● **MATERIAL TO PROCESS**

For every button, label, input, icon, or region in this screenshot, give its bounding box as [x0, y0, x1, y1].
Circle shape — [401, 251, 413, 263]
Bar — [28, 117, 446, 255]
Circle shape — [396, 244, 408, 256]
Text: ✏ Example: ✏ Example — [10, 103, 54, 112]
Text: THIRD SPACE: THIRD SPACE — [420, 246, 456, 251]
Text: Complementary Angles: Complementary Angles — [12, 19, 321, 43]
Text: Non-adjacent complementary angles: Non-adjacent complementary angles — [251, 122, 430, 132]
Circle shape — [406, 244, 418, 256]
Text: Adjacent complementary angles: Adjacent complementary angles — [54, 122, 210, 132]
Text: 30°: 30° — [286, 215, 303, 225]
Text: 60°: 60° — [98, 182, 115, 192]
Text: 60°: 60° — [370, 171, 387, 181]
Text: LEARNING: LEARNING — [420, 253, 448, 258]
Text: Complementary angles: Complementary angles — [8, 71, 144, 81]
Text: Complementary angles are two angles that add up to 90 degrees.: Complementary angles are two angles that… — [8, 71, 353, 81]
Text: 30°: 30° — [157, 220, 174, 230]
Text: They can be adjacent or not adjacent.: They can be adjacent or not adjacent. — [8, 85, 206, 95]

● **WRITTEN EXERCISE**
Copy out every one of the lines above exactly, without changing any character.

● **TASK RESPONSE**
For every button, label, input, icon, or region in this screenshot, give its bounding box as [x0, y0, x1, y1].
Circle shape — [401, 251, 413, 263]
Bar — [28, 117, 446, 255]
Circle shape — [396, 244, 408, 256]
Text: ✏ Example: ✏ Example — [10, 103, 54, 112]
Text: THIRD SPACE: THIRD SPACE — [420, 246, 456, 251]
Text: Complementary Angles: Complementary Angles — [12, 19, 321, 43]
Text: Non-adjacent complementary angles: Non-adjacent complementary angles — [251, 122, 430, 132]
Circle shape — [406, 244, 418, 256]
Text: Adjacent complementary angles: Adjacent complementary angles — [54, 122, 210, 132]
Text: 30°: 30° — [286, 215, 303, 225]
Text: 60°: 60° — [98, 182, 115, 192]
Text: 60°: 60° — [370, 171, 387, 181]
Text: LEARNING: LEARNING — [420, 253, 448, 258]
Text: Complementary angles: Complementary angles — [8, 71, 144, 81]
Text: Complementary angles are two angles that add up to 90 degrees.: Complementary angles are two angles that… — [8, 71, 353, 81]
Text: 30°: 30° — [157, 220, 174, 230]
Text: They can be adjacent or not adjacent.: They can be adjacent or not adjacent. — [8, 85, 206, 95]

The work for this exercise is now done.